— START OF ROWS —

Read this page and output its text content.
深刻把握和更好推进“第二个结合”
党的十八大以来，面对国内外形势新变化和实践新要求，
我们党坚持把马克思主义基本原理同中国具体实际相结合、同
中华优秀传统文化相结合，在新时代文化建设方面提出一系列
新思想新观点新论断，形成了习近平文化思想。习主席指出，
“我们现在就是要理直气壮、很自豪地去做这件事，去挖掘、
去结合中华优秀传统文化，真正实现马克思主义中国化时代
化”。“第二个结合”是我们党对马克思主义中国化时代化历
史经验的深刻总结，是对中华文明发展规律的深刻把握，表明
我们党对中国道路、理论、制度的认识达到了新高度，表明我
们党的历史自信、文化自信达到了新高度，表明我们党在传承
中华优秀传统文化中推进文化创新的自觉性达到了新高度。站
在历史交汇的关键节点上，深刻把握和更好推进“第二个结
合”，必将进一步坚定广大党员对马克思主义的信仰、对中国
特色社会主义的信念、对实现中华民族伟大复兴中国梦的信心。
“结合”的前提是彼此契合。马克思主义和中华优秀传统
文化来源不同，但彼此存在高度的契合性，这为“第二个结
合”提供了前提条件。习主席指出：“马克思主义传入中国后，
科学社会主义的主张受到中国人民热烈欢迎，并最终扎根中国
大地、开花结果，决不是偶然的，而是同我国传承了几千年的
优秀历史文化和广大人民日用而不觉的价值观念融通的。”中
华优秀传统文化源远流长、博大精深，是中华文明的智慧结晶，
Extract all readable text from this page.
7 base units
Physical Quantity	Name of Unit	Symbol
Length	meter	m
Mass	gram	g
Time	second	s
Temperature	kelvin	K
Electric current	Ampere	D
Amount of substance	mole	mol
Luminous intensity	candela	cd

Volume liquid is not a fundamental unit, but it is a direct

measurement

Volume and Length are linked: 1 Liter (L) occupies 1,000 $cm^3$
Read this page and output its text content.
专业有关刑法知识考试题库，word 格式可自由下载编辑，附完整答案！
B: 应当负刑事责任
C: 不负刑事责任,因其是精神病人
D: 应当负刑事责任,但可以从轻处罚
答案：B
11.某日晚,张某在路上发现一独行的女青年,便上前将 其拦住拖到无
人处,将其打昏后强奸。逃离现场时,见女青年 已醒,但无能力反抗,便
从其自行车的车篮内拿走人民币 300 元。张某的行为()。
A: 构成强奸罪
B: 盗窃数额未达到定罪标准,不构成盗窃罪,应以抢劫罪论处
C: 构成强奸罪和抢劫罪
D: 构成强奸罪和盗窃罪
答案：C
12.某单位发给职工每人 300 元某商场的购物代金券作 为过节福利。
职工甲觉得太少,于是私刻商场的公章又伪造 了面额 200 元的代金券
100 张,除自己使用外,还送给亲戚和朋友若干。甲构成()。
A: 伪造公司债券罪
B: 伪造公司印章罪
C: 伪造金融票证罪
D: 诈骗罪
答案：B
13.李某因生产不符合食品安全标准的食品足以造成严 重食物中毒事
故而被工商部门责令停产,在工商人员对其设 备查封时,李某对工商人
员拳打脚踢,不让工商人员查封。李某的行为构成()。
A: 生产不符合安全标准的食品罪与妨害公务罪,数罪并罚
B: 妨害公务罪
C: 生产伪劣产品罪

— END OF ROWS —

= THE REQUEST =
What do the records say? Quote them all exactly.

= WORKED ANSWER =
Read this page and output its text content.
深刻把握和更好推进“第二个结合”
党的十八大以来，面对国内外形势新变化和实践新要求，
我们党坚持把马克思主义基本原理同中国具体实际相结合、同
中华优秀传统文化相结合，在新时代文化建设方面提出一系列
新思想新观点新论断，形成了习近平文化思想。习主席指出，
“我们现在就是要理直气壮、很自豪地去做这件事，去挖掘、
去结合中华优秀传统文化，真正实现马克思主义中国化时代
化”。“第二个结合”是我们党对马克思主义中国化时代化历
史经验的深刻总结，是对中华文明发展规律的深刻把握，表明
我们党对中国道路、理论、制度的认识达到了新高度，表明我
们党的历史自信、文化自信达到了新高度，表明我们党在传承
中华优秀传统文化中推进文化创新的自觉性达到了新高度。站
在历史交汇的关键节点上，深刻把握和更好推进“第二个结
合”，必将进一步坚定广大党员对马克思主义的信仰、对中国
特色社会主义的信念、对实现中华民族伟大复兴中国梦的信心。
“结合”的前提是彼此契合。马克思主义和中华优秀传统
文化来源不同，但彼此存在高度的契合性，这为“第二个结
合”提供了前提条件。习主席指出：“马克思主义传入中国后，
科学社会主义的主张受到中国人民热烈欢迎，并最终扎根中国
大地、开花结果，决不是偶然的，而是同我国传承了几千年的
优秀历史文化和广大人民日用而不觉的价值观念融通的。”中
华优秀传统文化源远流长、博大精深，是中华文明的智慧结晶，
Extract all readable text from this page.
7 base units
Physical Quantity	Name of Unit	Symbol
Length	meter	m
Mass	gram	g
Time	second	s
Temperature	kelvin	K
Electric current	Ampere	D
Amount of substance	mole	mol
Luminous intensity	candela	cd

Volume liquid is not a fundamental unit, but it is a direct

measurement

Volume and Length are linked: 1 Liter (L) occupies 1,000 $cm^3$
Read this page and output its text content.
专业有关刑法知识考试题库，word 格式可自由下载编辑，附完整答案！
B: 应当负刑事责任
C: 不负刑事责任,因其是精神病人
D: 应当负刑事责任,但可以从轻处罚
答案：B
11.某日晚,张某在路上发现一独行的女青年,便上前将 其拦住拖到无
人处,将其打昏后强奸。逃离现场时,见女青年 已醒,但无能力反抗,便
从其自行车的车篮内拿走人民币 300 元。张某的行为()。
A: 构成强奸罪
B: 盗窃数额未达到定罪标准,不构成盗窃罪,应以抢劫罪论处
C: 构成强奸罪和抢劫罪
D: 构成强奸罪和盗窃罪
答案：C
12.某单位发给职工每人 300 元某商场的购物代金券作 为过节福利。
职工甲觉得太少,于是私刻商场的公章又伪造 了面额 200 元的代金券
100 张,除自己使用外,还送给亲戚和朋友若干。甲构成()。
A: 伪造公司债券罪
B: 伪造公司印章罪
C: 伪造金融票证罪
D: 诈骗罪
答案：B
13.李某因生产不符合食品安全标准的食品足以造成严 重食物中毒事
故而被工商部门责令停产,在工商人员对其设 备查封时,李某对工商人
员拳打脚踢,不让工商人员查封。李某的行为构成()。
A: 生产不符合安全标准的食品罪与妨害公务罪,数罪并罚
B: 妨害公务罪
C: 生产伪劣产品罪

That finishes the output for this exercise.